Objective: Give a verbatim copy of the lines below, minus the pictures.

Records for processing:
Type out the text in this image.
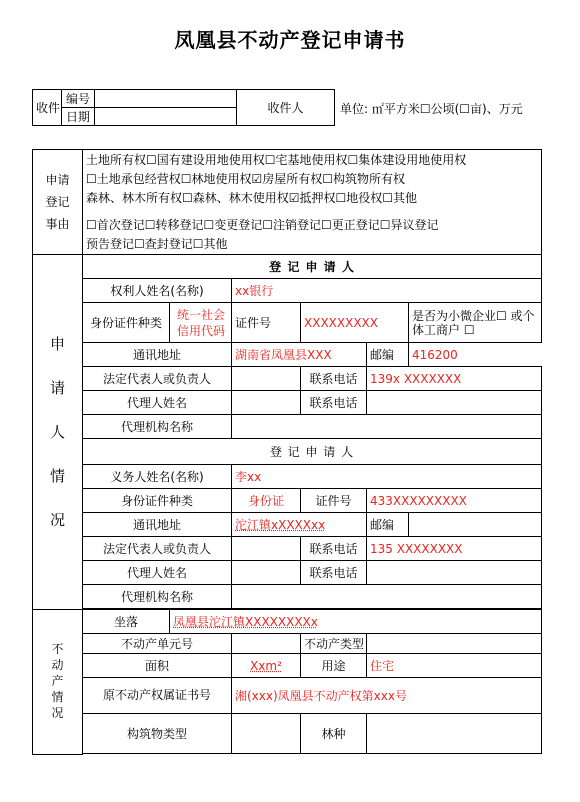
凤凰县不动产登记申请书
收件	编号		收件人
	日期		
单位: ㎡平方米☐公顷(☐亩)、万元
申请登记事由	土地所有权☐国有建设用地使用权☐宅基地使用权☐集体建设用地使用权
☐土地承包经营权☐林地使用权☑房屋所有权☐构筑物所有权
森林、林木所有权☐森林、林木使用权☑抵押权☐地役权☐其他
☐首次登记☐转移登记☐变更登记☐注销登记☐更正登记☐异议登记
预告登记☐查封登记☐其他					

申请人情况	登 记 申 请 人					
	权利人姓名(名称)		xx银行			
	身份证件种类	统一社会信用代码	证件号	XXXXXXXXX		是否为小微企业☐ 或个体工商户 ☐
	通讯地址		湖南省凤凰县XXX		邮编	416200
	法定代表人或负责人			联系电话	139x XXXXXXX	
	代理人姓名			联系电话		
	代理机构名称					
	登 记 申 请 人					
	义务人姓名(名称)		李xx			
	身份证件种类		身份证	证件号	433XXXXXXXXX	
	通讯地址		沱江镇xXXXXxx		邮编	
	法定代表人或负责人			联系电话	135 XXXXXXXX	
	代理人姓名			联系电话		
	代理机构名称					

不动产情况	坐落	凤凰县沱江镇XXXXXXXXx				
	不动产单元号			不动产类型		
	面积		Xxm²	用途	住宅	
	原不动产权属证书号		湘(xxx)凤凰县不动产权第xxx号			
	构筑物类型			林种		
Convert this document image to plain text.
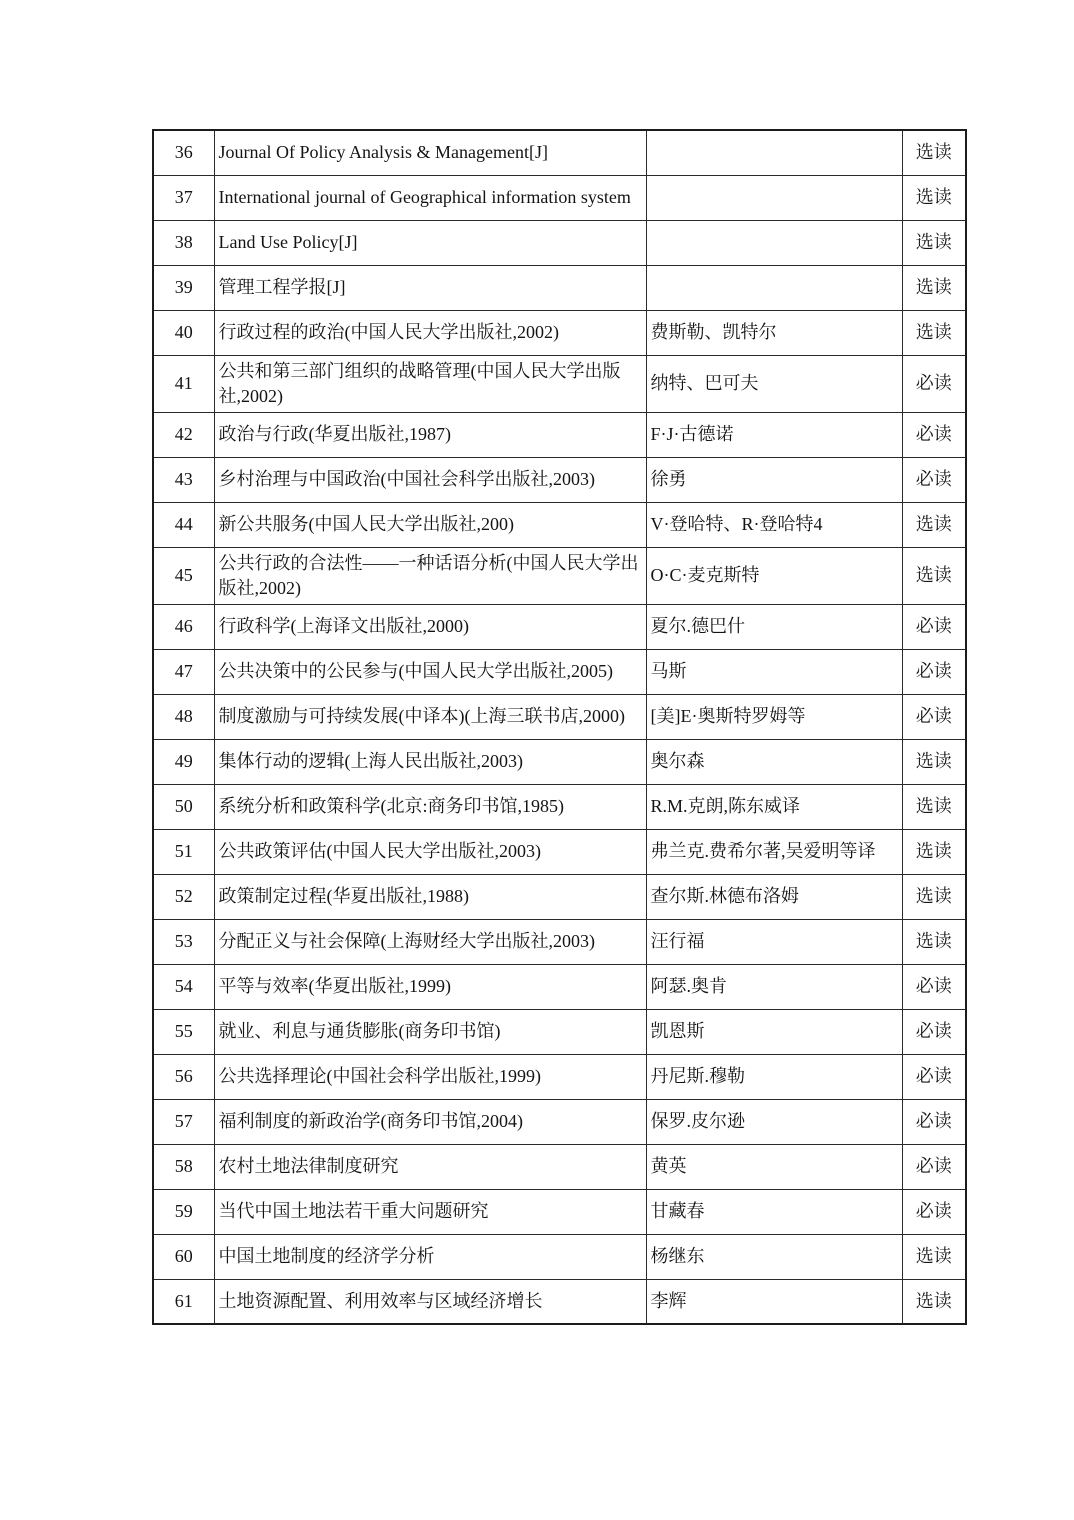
36	Journal Of Policy Analysis & Management[J]		选读
37	International journal of Geographical information system		选读
38	Land Use Policy[J]		选读
39	管理工程学报[J]		选读
40	行政过程的政治(中国人民大学出版社,2002)	费斯勒、凯特尔	选读
41	公共和第三部门组织的战略管理(中国人民大学出版社,2002)	纳特、巴可夫	必读
42	政治与行政(华夏出版社,1987)	F·J·古德诺	必读
43	乡村治理与中国政治(中国社会科学出版社,2003)	徐勇	必读
44	新公共服务(中国人民大学出版社,200)	V·登哈特、R·登哈特4	选读
45	公共行政的合法性——一种话语分析(中国人民大学出版社,2002)	O·C·麦克斯特	选读
46	行政科学(上海译文出版社,2000)	夏尔.德巴什	必读
47	公共决策中的公民参与(中国人民大学出版社,2005)	马斯	必读
48	制度激励与可持续发展(中译本)(上海三联书店,2000)	[美]E·奥斯特罗姆等	必读
49	集体行动的逻辑(上海人民出版社,2003)	奥尔森	选读
50	系统分析和政策科学(北京:商务印书馆,1985)	R.M.克朗,陈东威译	选读
51	公共政策评估(中国人民大学出版社,2003)	弗兰克.费希尔著,吴爱明等译	选读
52	政策制定过程(华夏出版社,1988)	查尔斯.林德布洛姆	选读
53	分配正义与社会保障(上海财经大学出版社,2003)	汪行福	选读
54	平等与效率(华夏出版社,1999)	阿瑟.奥肯	必读
55	就业、利息与通货膨胀(商务印书馆)	凯恩斯	必读
56	公共选择理论(中国社会科学出版社,1999)	丹尼斯.穆勒	必读
57	福利制度的新政治学(商务印书馆,2004)	保罗.皮尔逊	必读
58	农村土地法律制度研究	黄英	必读
59	当代中国土地法若干重大问题研究	甘藏春	必读
60	中国土地制度的经济学分析	杨继东	选读
61	土地资源配置、利用效率与区域经济增长	李辉	选读
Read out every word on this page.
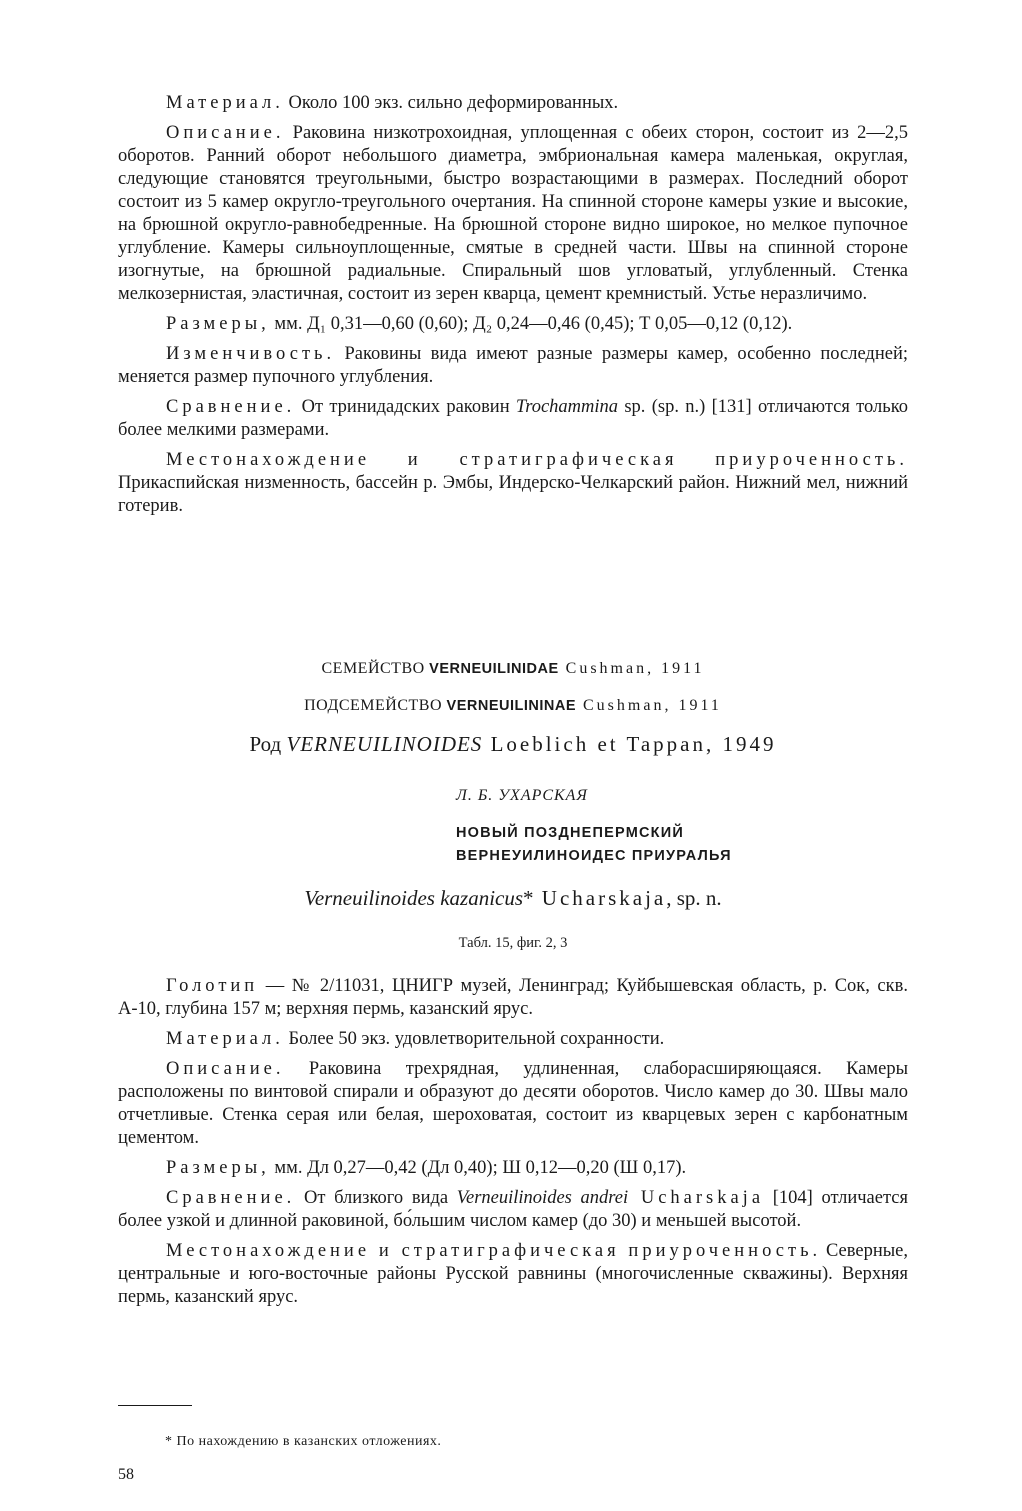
Материал. Около 100 экз. сильно деформированных.

Описание. Раковина низкотрохоидная, уплощенная с обеих сторон, состоит из 2—2,5 оборотов. Ранний оборот небольшого диаметра, эмбриональная камера маленькая, округлая, следующие становятся треугольными, быстро возрастающими в размерах. Последний оборот состоит из 5 камер округло-треугольного очертания. На спинной стороне камеры узкие и высокие, на брюшной округло-равнобедренные. На брюшной стороне видно широкое, но мелкое пупочное углубление. Камеры сильноуплощенные, смятые в средней части. Швы на спинной стороне изогнутые, на брюшной радиальные. Спиральный шов угловатый, углубленный. Стенка мелкозернистая, эластичная, состоит из зерен кварца, цемент кремнистый. Устье неразличимо.

Размеры, мм. Д₁ 0,31—0,60 (0,60); Д₂ 0,24—0,46 (0,45); Т 0,05—0,12 (0,12).

Изменчивость. Раковины вида имеют разные размеры камер, особенно последней; меняется размер пупочного углубления.

Сравнение. От тринидадских раковин Trochammina sp. (sp. n.) [131] отличаются только более мелкими размерами.

Местонахождение и стратиграфическая приуроченность. Прикаспийская низменность, бассейн р. Эмбы, Индерско-Челкарский район. Нижний мел, нижний готерив.

СЕМЕЙСТВО VERNEUILINIDAE Cushman, 1911
ПОДСЕМЕЙСТВО VERNEUILININAE Cushman, 1911
Род VERNEUILINOIDES Loeblich et Tappan, 1949
Л. Б. УХАРСКАЯ
НОВЫЙ ПОЗДНЕПЕРМСКИЙ
ВЕРНЕУИЛИНОИДЕС ПРИУРАЛЬЯ
Verneuilinoides kazanicus* Ucharskaja, sp. n.
Табл. 15, фиг. 2, 3

Голотип — № 2/11031, ЦНИГР музей, Ленинград; Куйбышевская область, р. Сок, скв. А-10, глубина 157 м; верхняя пермь, казанский ярус.

Материал. Более 50 экз. удовлетворительной сохранности.

Описание. Раковина трехрядная, удлиненная, слаборасширяющаяся. Камеры расположены по винтовой спирали и образуют до десяти оборотов. Число камер до 30. Швы мало отчетливые. Стенка серая или белая, шероховатая, состоит из кварцевых зерен с карбонатным цементом.

Размеры, мм. Дл 0,27—0,42 (Дл 0,40); Ш 0,12—0,20 (Ш 0,17).

Сравнение. От близкого вида Verneuilinoides andrei Ucharskaja [104] отличается более узкой и длинной раковиной, бо́льшим числом камер (до 30) и меньшей высотой.

Местонахождение и стратиграфическая приуроченность. Северные, центральные и юго-восточные районы Русской равнины (многочисленные скважины). Верхняя пермь, казанский ярус.

* По нахождению в казанских отложениях.
58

Final result:
Type out the text in this image.
凤凰县不动产登记申请书
收件	编号		收件人
	日期		
单位: ㎡平方米☐公顷(☐亩)、万元
申请登记事由	土地所有权☐国有建设用地使用权☐宅基地使用权☐集体建设用地使用权
☐土地承包经营权☐林地使用权☑房屋所有权☐构筑物所有权
森林、林木所有权☐森林、林木使用权☑抵押权☐地役权☐其他
☐首次登记☐转移登记☐变更登记☐注销登记☐更正登记☐异议登记
预告登记☐查封登记☐其他					

申请人情况	登 记 申 请 人					
	权利人姓名(名称)		xx银行			
	身份证件种类	统一社会信用代码	证件号	XXXXXXXXX		是否为小微企业☐ 或个体工商户 ☐
	通讯地址		湖南省凤凰县XXX		邮编	416200
	法定代表人或负责人			联系电话	139x XXXXXXX	
	代理人姓名			联系电话		
	代理机构名称					
	登 记 申 请 人					
	义务人姓名(名称)		李xx			
	身份证件种类		身份证	证件号	433XXXXXXXXX	
	通讯地址		沱江镇xXXXXxx		邮编	
	法定代表人或负责人			联系电话	135 XXXXXXXX	
	代理人姓名			联系电话		
	代理机构名称					

不动产情况	坐落	凤凰县沱江镇XXXXXXXXx				
	不动产单元号			不动产类型		
	面积		Xxm²	用途	住宅	
	原不动产权属证书号		湘(xxx)凤凰县不动产权第xxx号			
	构筑物类型			林种		
Convert this document image to plain text.
36	Journal Of Policy Analysis & Management[J]		选读
37	International journal of Geographical information system		选读
38	Land Use Policy[J]		选读
39	管理工程学报[J]		选读
40	行政过程的政治(中国人民大学出版社,2002)	费斯勒、凯特尔	选读
41	公共和第三部门组织的战略管理(中国人民大学出版社,2002)	纳特、巴可夫	必读
42	政治与行政(华夏出版社,1987)	F·J·古德诺	必读
43	乡村治理与中国政治(中国社会科学出版社,2003)	徐勇	必读
44	新公共服务(中国人民大学出版社,200)	V·登哈特、R·登哈特4	选读
45	公共行政的合法性——一种话语分析(中国人民大学出版社,2002)	O·C·麦克斯特	选读
46	行政科学(上海译文出版社,2000)	夏尔.德巴什	必读
47	公共决策中的公民参与(中国人民大学出版社,2005)	马斯	必读
48	制度激励与可持续发展(中译本)(上海三联书店,2000)	[美]E·奥斯特罗姆等	必读
49	集体行动的逻辑(上海人民出版社,2003)	奥尔森	选读
50	系统分析和政策科学(北京:商务印书馆,1985)	R.M.克朗,陈东威译	选读
51	公共政策评估(中国人民大学出版社,2003)	弗兰克.费希尔著,吴爱明等译	选读
52	政策制定过程(华夏出版社,1988)	查尔斯.林德布洛姆	选读
53	分配正义与社会保障(上海财经大学出版社,2003)	汪行福	选读
54	平等与效率(华夏出版社,1999)	阿瑟.奥肯	必读
55	就业、利息与通货膨胀(商务印书馆)	凯恩斯	必读
56	公共选择理论(中国社会科学出版社,1999)	丹尼斯.穆勒	必读
57	福利制度的新政治学(商务印书馆,2004)	保罗.皮尔逊	必读
58	农村土地法律制度研究	黄英	必读
59	当代中国土地法若干重大问题研究	甘藏春	必读
60	中国土地制度的经济学分析	杨继东	选读
61	土地资源配置、利用效率与区域经济增长	李辉	选读
Read out every word on this page.
Материал. Около 100 экз. сильно деформированных.

Описание. Раковина низкотрохоидная, уплощенная с обеих сторон, состоит из 2—2,5 оборотов. Ранний оборот небольшого диаметра, эмбриональная камера маленькая, округлая, следующие становятся треугольными, быстро возрастающими в размерах. Последний оборот состоит из 5 камер округло-треугольного очертания. На спинной стороне камеры узкие и высокие, на брюшной округло-равнобедренные. На брюшной стороне видно широкое, но мелкое пупочное углубление. Камеры сильноуплощенные, смятые в средней части. Швы на спинной стороне изогнутые, на брюшной радиальные. Спиральный шов угловатый, углубленный. Стенка мелкозернистая, эластичная, состоит из зерен кварца, цемент кремнистый. Устье неразличимо.

Размеры, мм. Д₁ 0,31—0,60 (0,60); Д₂ 0,24—0,46 (0,45); Т 0,05—0,12 (0,12).

Изменчивость. Раковины вида имеют разные размеры камер, особенно последней; меняется размер пупочного углубления.

Сравнение. От тринидадских раковин Trochammina sp. (sp. n.) [131] отличаются только более мелкими размерами.

Местонахождение и стратиграфическая приуроченность. Прикаспийская низменность, бассейн р. Эмбы, Индерско-Челкарский район. Нижний мел, нижний готерив.

СЕМЕЙСТВО VERNEUILINIDAE Cushman, 1911
ПОДСЕМЕЙСТВО VERNEUILININAE Cushman, 1911
Род VERNEUILINOIDES Loeblich et Tappan, 1949
Л. Б. УХАРСКАЯ
НОВЫЙ ПОЗДНЕПЕРМСКИЙ
ВЕРНЕУИЛИНОИДЕС ПРИУРАЛЬЯ
Verneuilinoides kazanicus* Ucharskaja, sp. n.
Табл. 15, фиг. 2, 3

Голотип — № 2/11031, ЦНИГР музей, Ленинград; Куйбышевская область, р. Сок, скв. А-10, глубина 157 м; верхняя пермь, казанский ярус.

Материал. Более 50 экз. удовлетворительной сохранности.

Описание. Раковина трехрядная, удлиненная, слаборасширяющаяся. Камеры расположены по винтовой спирали и образуют до десяти оборотов. Число камер до 30. Швы мало отчетливые. Стенка серая или белая, шероховатая, состоит из кварцевых зерен с карбонатным цементом.

Размеры, мм. Дл 0,27—0,42 (Дл 0,40); Ш 0,12—0,20 (Ш 0,17).

Сравнение. От близкого вида Verneuilinoides andrei Ucharskaja [104] отличается более узкой и длинной раковиной, бо́льшим числом камер (до 30) и меньшей высотой.

Местонахождение и стратиграфическая приуроченность. Северные, центральные и юго-восточные районы Русской равнины (многочисленные скважины). Верхняя пермь, казанский ярус.

* По нахождению в казанских отложениях.
58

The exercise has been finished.